> What you will do
Every line below must be reproduced exactly. Copy them all.
• • • • • • •
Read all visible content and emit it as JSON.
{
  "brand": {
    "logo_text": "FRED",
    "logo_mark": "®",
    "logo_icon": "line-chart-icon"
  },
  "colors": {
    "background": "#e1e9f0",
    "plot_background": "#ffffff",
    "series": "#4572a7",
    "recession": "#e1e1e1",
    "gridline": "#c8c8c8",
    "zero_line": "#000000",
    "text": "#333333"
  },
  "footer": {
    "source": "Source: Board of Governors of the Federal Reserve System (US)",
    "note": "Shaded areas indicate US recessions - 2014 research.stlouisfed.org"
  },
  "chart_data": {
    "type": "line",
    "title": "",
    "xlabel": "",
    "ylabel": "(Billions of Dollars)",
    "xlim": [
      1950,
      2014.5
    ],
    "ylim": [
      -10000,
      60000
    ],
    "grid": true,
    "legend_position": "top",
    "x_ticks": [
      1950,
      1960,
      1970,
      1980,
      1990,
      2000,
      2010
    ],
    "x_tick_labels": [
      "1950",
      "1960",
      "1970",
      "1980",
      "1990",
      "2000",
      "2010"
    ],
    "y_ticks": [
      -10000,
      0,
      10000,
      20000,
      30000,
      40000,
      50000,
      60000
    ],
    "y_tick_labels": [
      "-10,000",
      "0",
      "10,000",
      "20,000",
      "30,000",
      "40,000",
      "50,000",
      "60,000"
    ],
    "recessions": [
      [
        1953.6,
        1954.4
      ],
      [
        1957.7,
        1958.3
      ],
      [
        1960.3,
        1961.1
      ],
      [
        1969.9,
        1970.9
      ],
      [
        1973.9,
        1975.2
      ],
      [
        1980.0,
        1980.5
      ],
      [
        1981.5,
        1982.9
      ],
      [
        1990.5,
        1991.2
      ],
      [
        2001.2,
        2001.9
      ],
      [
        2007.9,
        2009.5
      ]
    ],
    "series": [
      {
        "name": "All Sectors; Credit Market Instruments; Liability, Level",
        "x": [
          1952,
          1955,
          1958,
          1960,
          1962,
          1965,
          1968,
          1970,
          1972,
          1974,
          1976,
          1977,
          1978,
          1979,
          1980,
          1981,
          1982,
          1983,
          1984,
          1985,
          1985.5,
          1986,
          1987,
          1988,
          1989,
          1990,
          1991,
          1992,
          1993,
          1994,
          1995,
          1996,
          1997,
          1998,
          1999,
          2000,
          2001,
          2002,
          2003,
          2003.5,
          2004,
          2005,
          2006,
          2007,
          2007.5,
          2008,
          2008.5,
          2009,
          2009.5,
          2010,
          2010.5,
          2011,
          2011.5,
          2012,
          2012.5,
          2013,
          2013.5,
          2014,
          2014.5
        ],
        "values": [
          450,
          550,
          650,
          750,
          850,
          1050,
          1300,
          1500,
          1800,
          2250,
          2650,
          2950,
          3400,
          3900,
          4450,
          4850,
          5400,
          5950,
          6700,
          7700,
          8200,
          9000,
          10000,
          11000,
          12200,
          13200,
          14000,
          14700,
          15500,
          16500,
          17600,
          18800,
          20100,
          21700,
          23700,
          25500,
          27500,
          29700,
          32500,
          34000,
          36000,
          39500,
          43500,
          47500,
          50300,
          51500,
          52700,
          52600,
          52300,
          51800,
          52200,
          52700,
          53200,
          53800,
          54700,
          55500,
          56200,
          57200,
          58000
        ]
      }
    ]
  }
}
• • • • • • •
> Response to the task
Read all visible content and emit it as JSON.
{
  "brand": {
    "logo_text": "FRED",
    "logo_mark": "®",
    "logo_icon": "line-chart-icon"
  },
  "colors": {
    "background": "#e1e9f0",
    "plot_background": "#ffffff",
    "series": "#4572a7",
    "recession": "#e1e1e1",
    "gridline": "#c8c8c8",
    "zero_line": "#000000",
    "text": "#333333"
  },
  "footer": {
    "source": "Source: Board of Governors of the Federal Reserve System (US)",
    "note": "Shaded areas indicate US recessions - 2014 research.stlouisfed.org"
  },
  "chart_data": {
    "type": "line",
    "title": "",
    "xlabel": "",
    "ylabel": "(Billions of Dollars)",
    "xlim": [
      1950,
      2014.5
    ],
    "ylim": [
      -10000,
      60000
    ],
    "grid": true,
    "legend_position": "top",
    "x_ticks": [
      1950,
      1960,
      1970,
      1980,
      1990,
      2000,
      2010
    ],
    "x_tick_labels": [
      "1950",
      "1960",
      "1970",
      "1980",
      "1990",
      "2000",
      "2010"
    ],
    "y_ticks": [
      -10000,
      0,
      10000,
      20000,
      30000,
      40000,
      50000,
      60000
    ],
    "y_tick_labels": [
      "-10,000",
      "0",
      "10,000",
      "20,000",
      "30,000",
      "40,000",
      "50,000",
      "60,000"
    ],
    "recessions": [
      [
        1953.6,
        1954.4
      ],
      [
        1957.7,
        1958.3
      ],
      [
        1960.3,
        1961.1
      ],
      [
        1969.9,
        1970.9
      ],
      [
        1973.9,
        1975.2
      ],
      [
        1980.0,
        1980.5
      ],
      [
        1981.5,
        1982.9
      ],
      [
        1990.5,
        1991.2
      ],
      [
        2001.2,
        2001.9
      ],
      [
        2007.9,
        2009.5
      ]
    ],
    "series": [
      {
        "name": "All Sectors; Credit Market Instruments; Liability, Level",
        "x": [
          1952,
          1955,
          1958,
          1960,
          1962,
          1965,
          1968,
          1970,
          1972,
          1974,
          1976,
          1977,
          1978,
          1979,
          1980,
          1981,
          1982,
          1983,
          1984,
          1985,
          1985.5,
          1986,
          1987,
          1988,
          1989,
          1990,
          1991,
          1992,
          1993,
          1994,
          1995,
          1996,
          1997,
          1998,
          1999,
          2000,
          2001,
          2002,
          2003,
          2003.5,
          2004,
          2005,
          2006,
          2007,
          2007.5,
          2008,
          2008.5,
          2009,
          2009.5,
          2010,
          2010.5,
          2011,
          2011.5,
          2012,
          2012.5,
          2013,
          2013.5,
          2014,
          2014.5
        ],
        "values": [
          450,
          550,
          650,
          750,
          850,
          1050,
          1300,
          1500,
          1800,
          2250,
          2650,
          2950,
          3400,
          3900,
          4450,
          4850,
          5400,
          5950,
          6700,
          7700,
          8200,
          9000,
          10000,
          11000,
          12200,
          13200,
          14000,
          14700,
          15500,
          16500,
          17600,
          18800,
          20100,
          21700,
          23700,
          25500,
          27500,
          29700,
          32500,
          34000,
          36000,
          39500,
          43500,
          47500,
          50300,
          51500,
          52700,
          52600,
          52300,
          51800,
          52200,
          52700,
          53200,
          53800,
          54700,
          55500,
          56200,
          57200,
          58000
        ]
      }
    ]
  }
}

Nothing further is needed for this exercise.